### Task prompt
Determine how many lines of the records include "text", and answer with the number alone.

Extracted records
☆ ☆ ☆ ☆
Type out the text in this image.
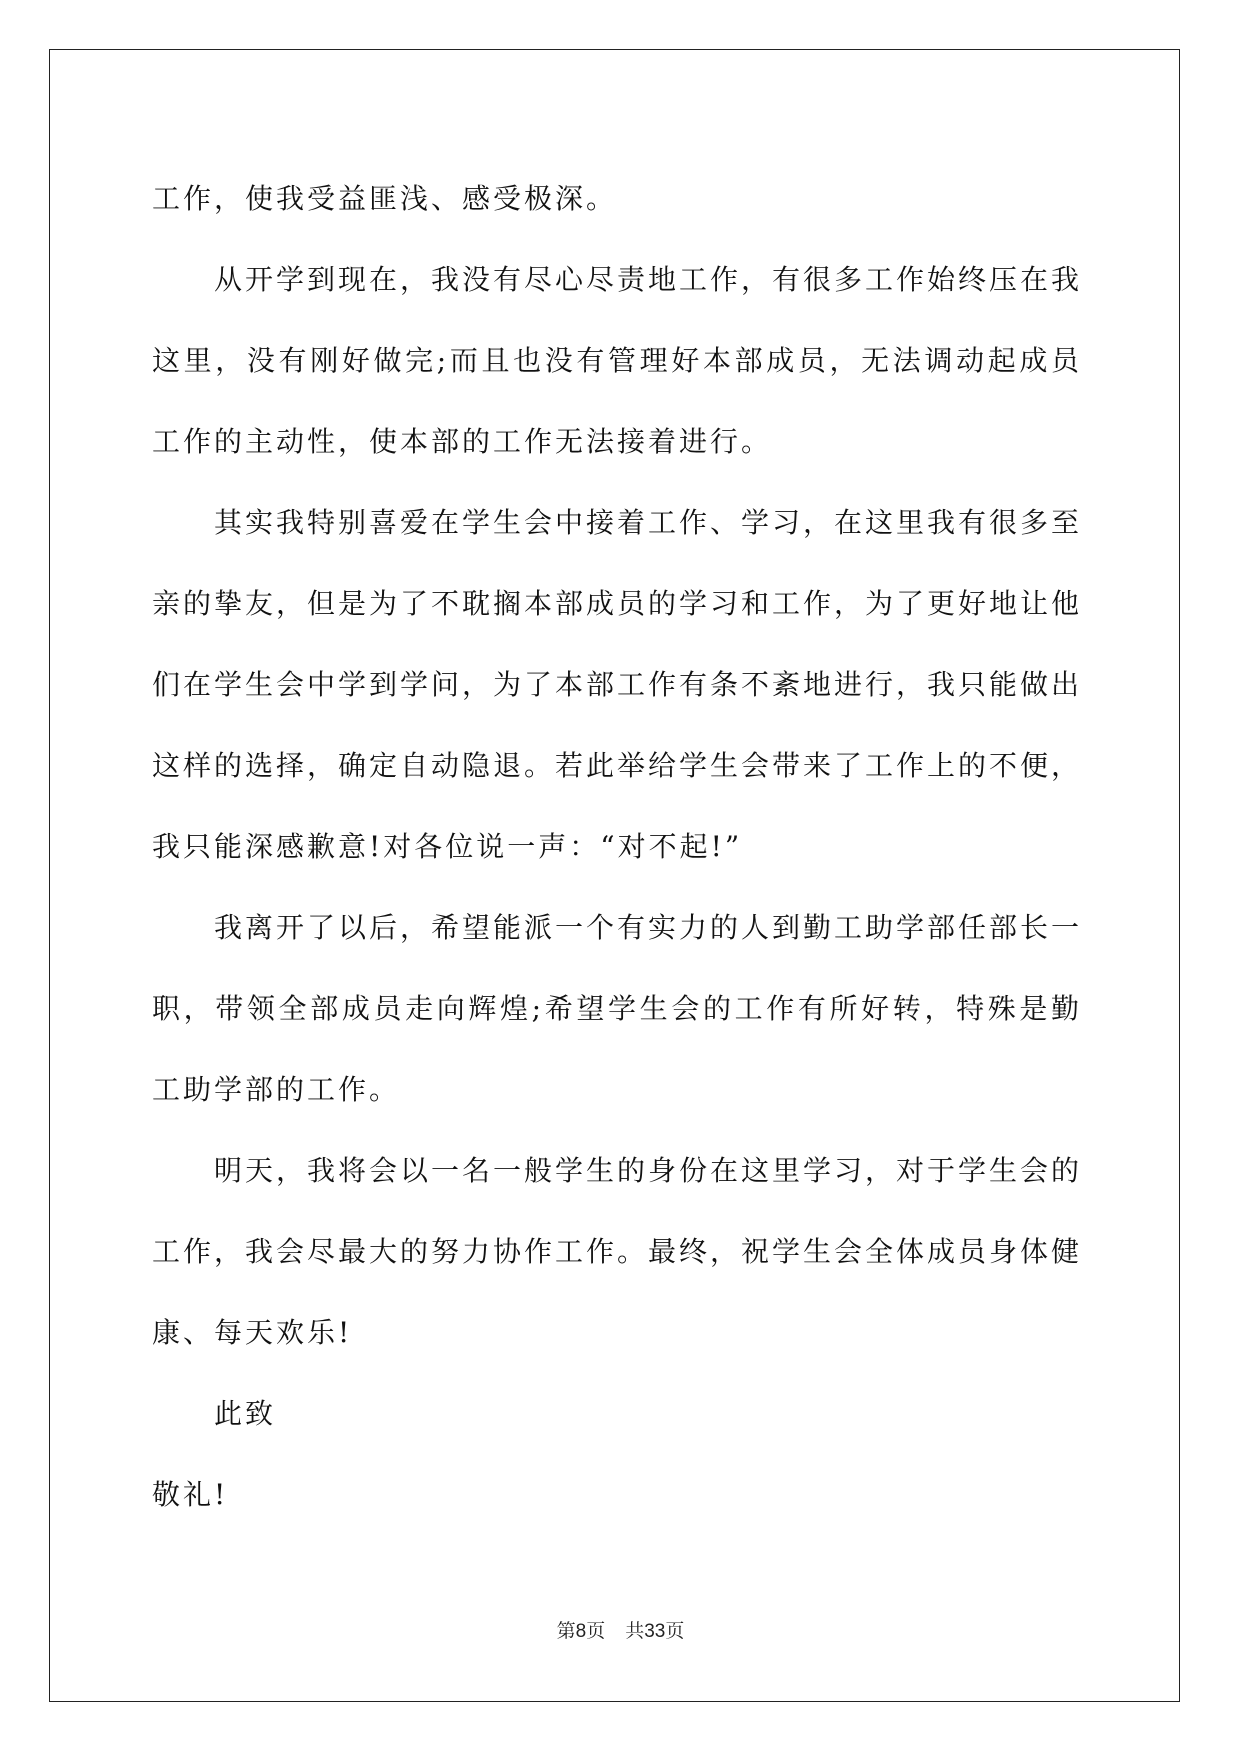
工作，使我受益匪浅、感受极深。

从开学到现在，我没有尽心尽责地工作，有很多工作始终压在我这里，没有刚好做完;而且也没有管理好本部成员，无法调动起成员工作的主动性，使本部的工作无法接着进行。

其实我特别喜爱在学生会中接着工作、学习，在这里我有很多至亲的挚友，但是为了不耽搁本部成员的学习和工作，为了更好地让他们在学生会中学到学问，为了本部工作有条不紊地进行，我只能做出这样的选择，确定自动隐退。若此举给学生会带来了工作上的不便，我只能深感歉意!对各位说一声：“对不起!”

我离开了以后，希望能派一个有实力的人到勤工助学部任部长一职，带领全部成员走向辉煌;希望学生会的工作有所好转，特殊是勤工助学部的工作。

明天，我将会以一名一般学生的身份在这里学习，对于学生会的工作，我会尽最大的努力协作工作。最终，祝学生会全体成员身体健康、每天欢乐!

此致

敬礼!

第8页 共33页
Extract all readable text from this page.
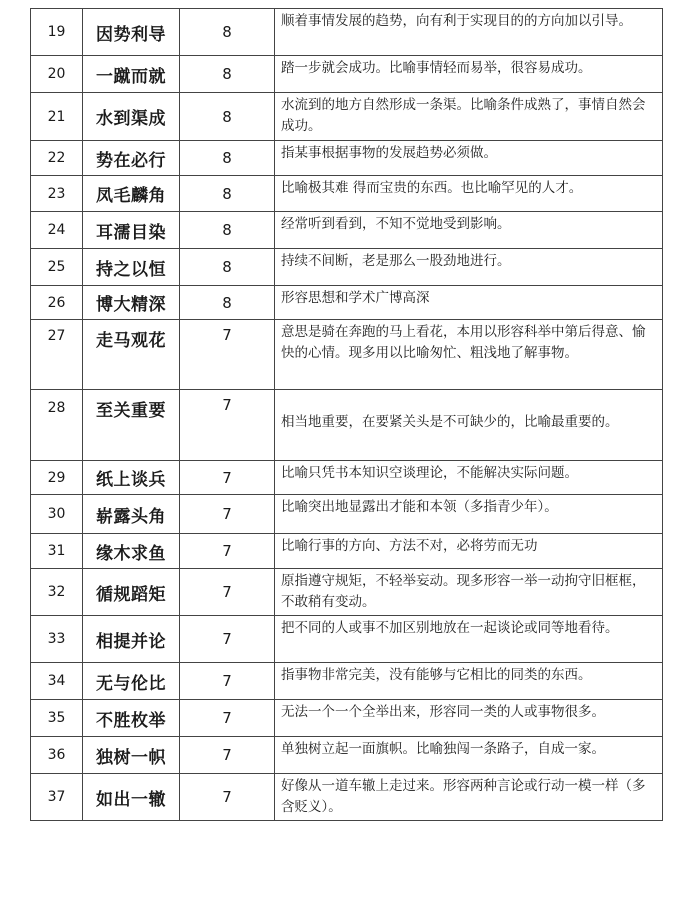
19	因势利导	8	顺着事情发展的趋势，向有利于实现目的的方向加以引导。
20	一蹴而就	8	踏一步就会成功。比喻事情轻而易举，很容易成功。
21	水到渠成	8	水流到的地方自然形成一条渠。比喻条件成熟了，事情自然会成功。
22	势在必行	8	指某事根据事物的发展趋势必须做。
23	凤毛麟角	8	比喻极其难 得而宝贵的东西。也比喻罕见的人才。
24	耳濡目染	8	经常听到看到，不知不觉地受到影响。
25	持之以恒	8	持续不间断，老是那么一股劲地进行。
26	博大精深	8	形容思想和学术广博高深
27	走马观花	7	意思是骑在奔跑的马上看花，本用以形容科举中第后得意、愉快的心情。现多用以比喻匆忙、粗浅地了解事物。
28	至关重要	7	相当地重要，在要紧关头是不可缺少的，比喻最重要的。
29	纸上谈兵	7	比喻只凭书本知识空谈理论，不能解决实际问题。
30	崭露头角	7	比喻突出地显露出才能和本领（多指青少年）。
31	缘木求鱼	7	比喻行事的方向、方法不对，必将劳而无功
32	循规蹈矩	7	原指遵守规矩，不轻举妄动。现多形容一举一动拘守旧框框，不敢稍有变动。
33	相提并论	7	把不同的人或事不加区别地放在一起谈论或同等地看待。
34	无与伦比	7	指事物非常完美，没有能够与它相比的同类的东西。
35	不胜枚举	7	无法一个一个全举出来，形容同一类的人或事物很多。
36	独树一帜	7	单独树立起一面旗帜。比喻独闯一条路子，自成一家。
37	如出一辙	7	好像从一道车辙上走过来。形容两种言论或行动一模一样（多含贬义）。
☆ ☆ ☆ ☆
### Exercise output
2